## TASK TO COMPLETE
Give an exact copy of every line, leaving images out.

┄┄┄┄┄┄┄┄┄┄

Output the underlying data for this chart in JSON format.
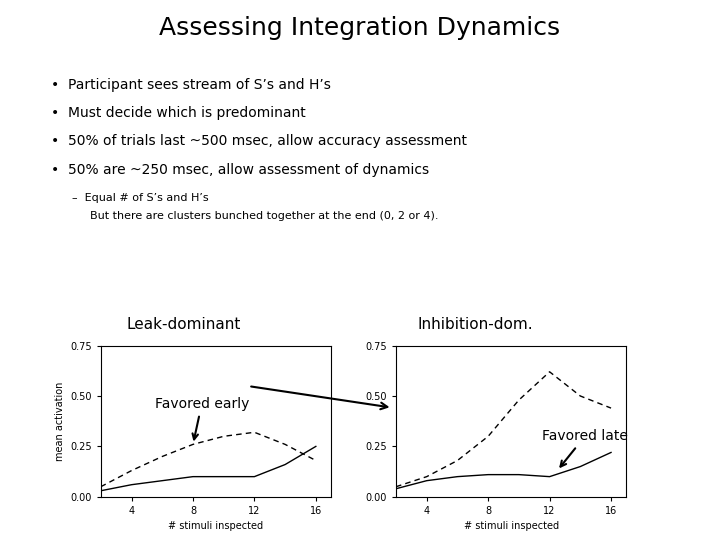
{
  "title": "Assessing Integration Dynamics",
  "bullets": [
    "Participant sees stream of S’s and H’s",
    "Must decide which is predominant",
    "50% of trials last ~500 msec, allow accuracy assessment",
    "50% are ~250 msec, allow assessment of dynamics"
  ],
  "sub_bullet_line1": "Equal # of S’s and H’s",
  "sub_bullet_line2": "But there are clusters bunched together at the end (0, 2 or 4).",
  "left_label": "Leak-dominant",
  "right_label": "Inhibition-dom.",
  "annotation_early": "Favored early",
  "annotation_late": "Favored late",
  "xlabel": "# stimuli inspected",
  "ylabel": "mean activation",
  "x_ticks": [
    4,
    8,
    12,
    16
  ],
  "ylim": [
    0,
    0.75
  ],
  "yticks": [
    0,
    0.25,
    0.5,
    0.75
  ],
  "left_x": [
    2,
    4,
    6,
    8,
    10,
    12,
    14,
    16
  ],
  "left_dashed": [
    0.05,
    0.13,
    0.2,
    0.26,
    0.3,
    0.32,
    0.26,
    0.18
  ],
  "left_solid": [
    0.03,
    0.06,
    0.08,
    0.1,
    0.1,
    0.1,
    0.16,
    0.25
  ],
  "right_x": [
    2,
    4,
    6,
    8,
    10,
    12,
    14,
    16
  ],
  "right_dashed": [
    0.05,
    0.1,
    0.18,
    0.3,
    0.48,
    0.62,
    0.5,
    0.44
  ],
  "right_solid": [
    0.04,
    0.08,
    0.1,
    0.11,
    0.11,
    0.1,
    0.15,
    0.22
  ],
  "bg_color": "#ffffff",
  "title_fontsize": 18,
  "bullet_fontsize": 10,
  "sub_fontsize": 8,
  "axis_label_fontsize": 7,
  "tick_fontsize": 7,
  "chart_label_fontsize": 11
}
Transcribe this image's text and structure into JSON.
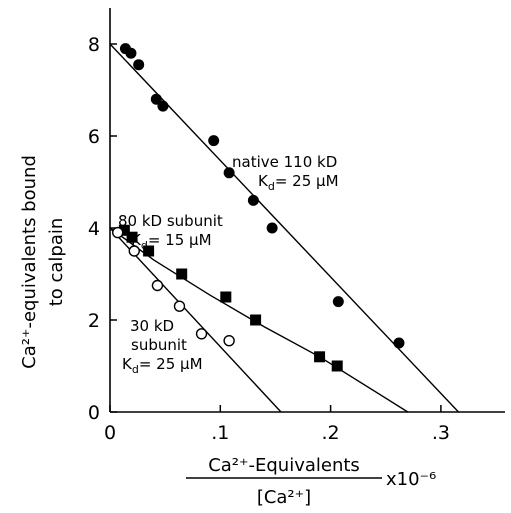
{
  "chart_data": {
    "type": "scatter",
    "title": "",
    "ylabel_line1": "Ca²⁺-equivalents bound",
    "ylabel_line2": "to calpain",
    "xlabel_numerator": "Ca²⁺-Equivalents",
    "xlabel_denominator": "[Ca²⁺]",
    "xlabel_multiplier": "x10⁻⁶",
    "xlim": [
      0,
      0.35
    ],
    "ylim": [
      0,
      9
    ],
    "x_ticks": [
      0,
      0.1,
      0.2,
      0.3
    ],
    "x_tick_labels": [
      "0",
      ".1",
      ".2",
      ".3"
    ],
    "y_ticks": [
      0,
      2,
      4,
      6,
      8
    ],
    "y_tick_labels": [
      "0",
      "2",
      "4",
      "6",
      "8"
    ],
    "grid": false,
    "series": [
      {
        "marker": "filled-circle",
        "points": [
          [
            0.014,
            7.9
          ],
          [
            0.019,
            7.8
          ],
          [
            0.026,
            7.55
          ],
          [
            0.042,
            6.8
          ],
          [
            0.048,
            6.65
          ],
          [
            0.094,
            5.9
          ],
          [
            0.108,
            5.2
          ],
          [
            0.13,
            4.6
          ],
          [
            0.147,
            4.0
          ],
          [
            0.207,
            2.4
          ],
          [
            0.262,
            1.5
          ]
        ],
        "fit": [
          [
            0,
            8.0
          ],
          [
            0.316,
            0
          ]
        ]
      },
      {
        "marker": "filled-square",
        "points": [
          [
            0.013,
            3.95
          ],
          [
            0.02,
            3.8
          ],
          [
            0.035,
            3.5
          ],
          [
            0.065,
            3.0
          ],
          [
            0.105,
            2.5
          ],
          [
            0.132,
            2.0
          ],
          [
            0.19,
            1.2
          ],
          [
            0.206,
            1.0
          ]
        ],
        "fit": [
          [
            0,
            4.0
          ],
          [
            0.04,
            3.3
          ],
          [
            0.09,
            2.55
          ],
          [
            0.14,
            1.85
          ],
          [
            0.19,
            1.2
          ],
          [
            0.27,
            0
          ]
        ]
      },
      {
        "marker": "open-circle",
        "points": [
          [
            0.007,
            3.9
          ],
          [
            0.022,
            3.5
          ],
          [
            0.043,
            2.75
          ],
          [
            0.063,
            2.3
          ],
          [
            0.083,
            1.7
          ],
          [
            0.108,
            1.55
          ]
        ],
        "fit": [
          [
            0,
            4.0
          ],
          [
            0.155,
            0
          ]
        ]
      }
    ],
    "annotations": [
      {
        "line1": "native 110 kD",
        "line2": "K",
        "sub": "d",
        "rest": "= 25 μM"
      },
      {
        "line1": "80 kD subunit",
        "line2": "K",
        "sub": "d",
        "rest": "= 15 μM"
      },
      {
        "line1": "30 kD",
        "line1b": "subunit",
        "line2": "K",
        "sub": "d",
        "rest": "= 25 μM"
      }
    ]
  }
}
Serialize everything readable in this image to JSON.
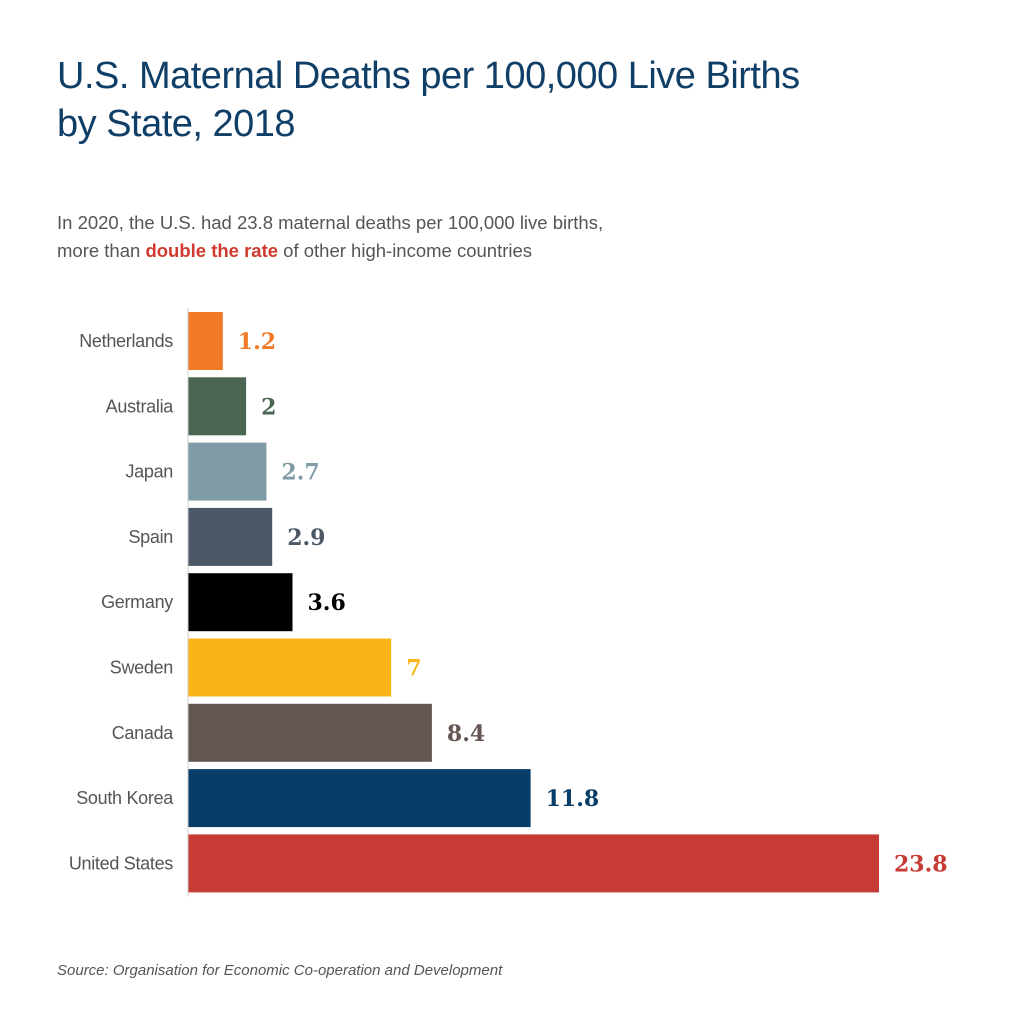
{
  "title_line1": "U.S. Maternal Deaths per 100,000 Live Births",
  "title_line2": "by State, 2018",
  "subtitle": {
    "line1": "In 2020, the U.S. had 23.8 maternal deaths per 100,000 live births,",
    "line2_before": "more than ",
    "line2_highlight": "double the rate",
    "line2_after": " of other high-income countries"
  },
  "source": "Source: Organisation for Economic Co-operation and Development",
  "colors": {
    "title": "#0f3e66",
    "highlight": "#d03a2f",
    "text": "#555555"
  },
  "chart_data": {
    "type": "bar",
    "orientation": "horizontal",
    "categories": [
      "Netherlands",
      "Australia",
      "Japan",
      "Spain",
      "Germany",
      "Sweden",
      "Canada",
      "South Korea",
      "United States"
    ],
    "values": [
      1.2,
      2,
      2.7,
      2.9,
      3.6,
      7,
      8.4,
      11.8,
      23.8
    ],
    "value_labels": [
      "1.2",
      "2",
      "2.7",
      "2.9",
      "3.6",
      "7",
      "8.4",
      "11.8",
      "23.8"
    ],
    "colors": [
      "#f07a25",
      "#4a6652",
      "#7f9ba6",
      "#4b5966",
      "#000000",
      "#f9b418",
      "#635651",
      "#073e69",
      "#c63b34"
    ],
    "xlim": [
      0,
      23.8
    ],
    "grid": false,
    "legend": "none"
  }
}
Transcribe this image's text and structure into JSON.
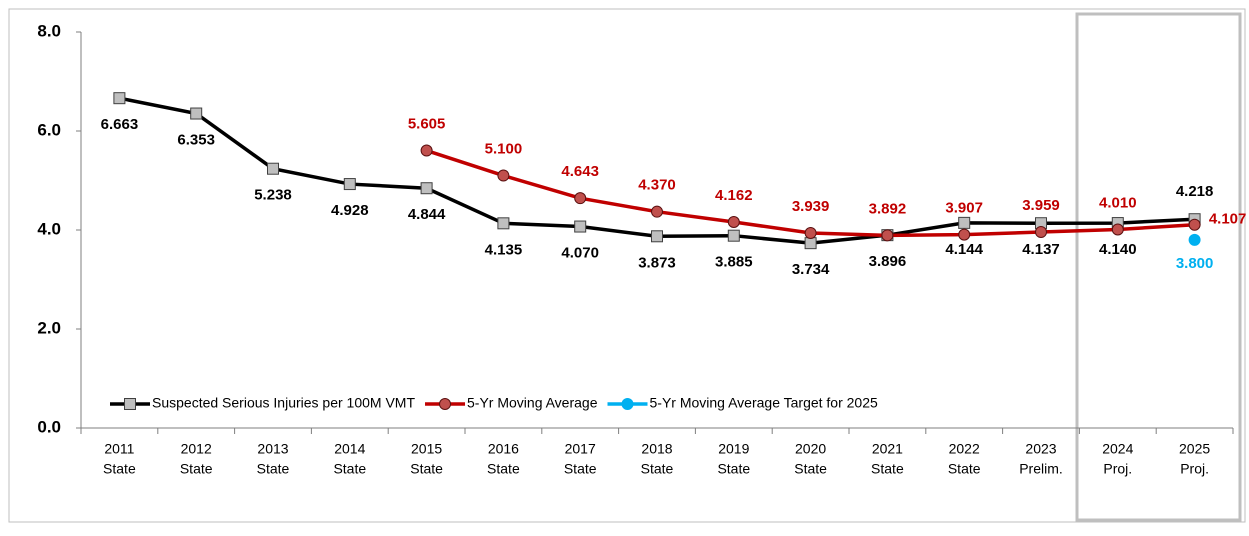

┄┄┄┄┄┄┄┄┄┄

## WORKED ANSWER
Output the underlying data for this chart in JSON format.
{
  "title": "Assessing Integration Dynamics",
  "bullets": [
    "Participant sees stream of S’s and H’s",
    "Must decide which is predominant",
    "50% of trials last ~500 msec, allow accuracy assessment",
    "50% are ~250 msec, allow assessment of dynamics"
  ],
  "sub_bullet_line1": "Equal # of S’s and H’s",
  "sub_bullet_line2": "But there are clusters bunched together at the end (0, 2 or 4).",
  "left_label": "Leak-dominant",
  "right_label": "Inhibition-dom.",
  "annotation_early": "Favored early",
  "annotation_late": "Favored late",
  "xlabel": "# stimuli inspected",
  "ylabel": "mean activation",
  "x_ticks": [
    4,
    8,
    12,
    16
  ],
  "ylim": [
    0,
    0.75
  ],
  "yticks": [
    0,
    0.25,
    0.5,
    0.75
  ],
  "left_x": [
    2,
    4,
    6,
    8,
    10,
    12,
    14,
    16
  ],
  "left_dashed": [
    0.05,
    0.13,
    0.2,
    0.26,
    0.3,
    0.32,
    0.26,
    0.18
  ],
  "left_solid": [
    0.03,
    0.06,
    0.08,
    0.1,
    0.1,
    0.1,
    0.16,
    0.25
  ],
  "right_x": [
    2,
    4,
    6,
    8,
    10,
    12,
    14,
    16
  ],
  "right_dashed": [
    0.05,
    0.1,
    0.18,
    0.3,
    0.48,
    0.62,
    0.5,
    0.44
  ],
  "right_solid": [
    0.04,
    0.08,
    0.1,
    0.11,
    0.11,
    0.1,
    0.15,
    0.22
  ],
  "bg_color": "#ffffff",
  "title_fontsize": 18,
  "bullet_fontsize": 10,
  "sub_fontsize": 8,
  "axis_label_fontsize": 7,
  "tick_fontsize": 7,
  "chart_label_fontsize": 11
}
Transcribe this image's text and structure into JSON.
{
  "chart_data": {
    "type": "scatter",
    "title": "",
    "ylabel_line1": "Ca²⁺-equivalents bound",
    "ylabel_line2": "to calpain",
    "xlabel_numerator": "Ca²⁺-Equivalents",
    "xlabel_denominator": "[Ca²⁺]",
    "xlabel_multiplier": "x10⁻⁶",
    "xlim": [
      0,
      0.35
    ],
    "ylim": [
      0,
      9
    ],
    "x_ticks": [
      0,
      0.1,
      0.2,
      0.3
    ],
    "x_tick_labels": [
      "0",
      ".1",
      ".2",
      ".3"
    ],
    "y_ticks": [
      0,
      2,
      4,
      6,
      8
    ],
    "y_tick_labels": [
      "0",
      "2",
      "4",
      "6",
      "8"
    ],
    "grid": false,
    "series": [
      {
        "marker": "filled-circle",
        "points": [
          [
            0.014,
            7.9
          ],
          [
            0.019,
            7.8
          ],
          [
            0.026,
            7.55
          ],
          [
            0.042,
            6.8
          ],
          [
            0.048,
            6.65
          ],
          [
            0.094,
            5.9
          ],
          [
            0.108,
            5.2
          ],
          [
            0.13,
            4.6
          ],
          [
            0.147,
            4.0
          ],
          [
            0.207,
            2.4
          ],
          [
            0.262,
            1.5
          ]
        ],
        "fit": [
          [
            0,
            8.0
          ],
          [
            0.316,
            0
          ]
        ]
      },
      {
        "marker": "filled-square",
        "points": [
          [
            0.013,
            3.95
          ],
          [
            0.02,
            3.8
          ],
          [
            0.035,
            3.5
          ],
          [
            0.065,
            3.0
          ],
          [
            0.105,
            2.5
          ],
          [
            0.132,
            2.0
          ],
          [
            0.19,
            1.2
          ],
          [
            0.206,
            1.0
          ]
        ],
        "fit": [
          [
            0,
            4.0
          ],
          [
            0.04,
            3.3
          ],
          [
            0.09,
            2.55
          ],
          [
            0.14,
            1.85
          ],
          [
            0.19,
            1.2
          ],
          [
            0.27,
            0
          ]
        ]
      },
      {
        "marker": "open-circle",
        "points": [
          [
            0.007,
            3.9
          ],
          [
            0.022,
            3.5
          ],
          [
            0.043,
            2.75
          ],
          [
            0.063,
            2.3
          ],
          [
            0.083,
            1.7
          ],
          [
            0.108,
            1.55
          ]
        ],
        "fit": [
          [
            0,
            4.0
          ],
          [
            0.155,
            0
          ]
        ]
      }
    ],
    "annotations": [
      {
        "line1": "native 110 kD",
        "line2": "K",
        "sub": "d",
        "rest": "= 25 μM"
      },
      {
        "line1": "80 kD subunit",
        "line2": "K",
        "sub": "d",
        "rest": "= 15 μM"
      },
      {
        "line1": "30 kD",
        "line1b": "subunit",
        "line2": "K",
        "sub": "d",
        "rest": "= 25 μM"
      }
    ]
  }
}
Serialize everything readable in this image to JSON.
{
  "title_line1": "U.S. Maternal Deaths per 100,000 Live Births",
  "title_line2": "by State, 2018",
  "subtitle": {
    "line1": "In 2020, the U.S. had 23.8 maternal deaths per 100,000 live births,",
    "line2_before": "more than ",
    "line2_highlight": "double the rate",
    "line2_after": " of other high-income countries"
  },
  "source": "Source: Organisation for Economic Co-operation and Development",
  "colors": {
    "title": "#0f3e66",
    "highlight": "#d03a2f",
    "text": "#555555"
  },
  "chart_data": {
    "type": "bar",
    "orientation": "horizontal",
    "categories": [
      "Netherlands",
      "Australia",
      "Japan",
      "Spain",
      "Germany",
      "Sweden",
      "Canada",
      "South Korea",
      "United States"
    ],
    "values": [
      1.2,
      2,
      2.7,
      2.9,
      3.6,
      7,
      8.4,
      11.8,
      23.8
    ],
    "value_labels": [
      "1.2",
      "2",
      "2.7",
      "2.9",
      "3.6",
      "7",
      "8.4",
      "11.8",
      "23.8"
    ],
    "colors": [
      "#f07a25",
      "#4a6652",
      "#7f9ba6",
      "#4b5966",
      "#000000",
      "#f9b418",
      "#635651",
      "#073e69",
      "#c63b34"
    ],
    "xlim": [
      0,
      23.8
    ],
    "grid": false,
    "legend": "none"
  }
}
Transcribe this image's text and structure into JSON.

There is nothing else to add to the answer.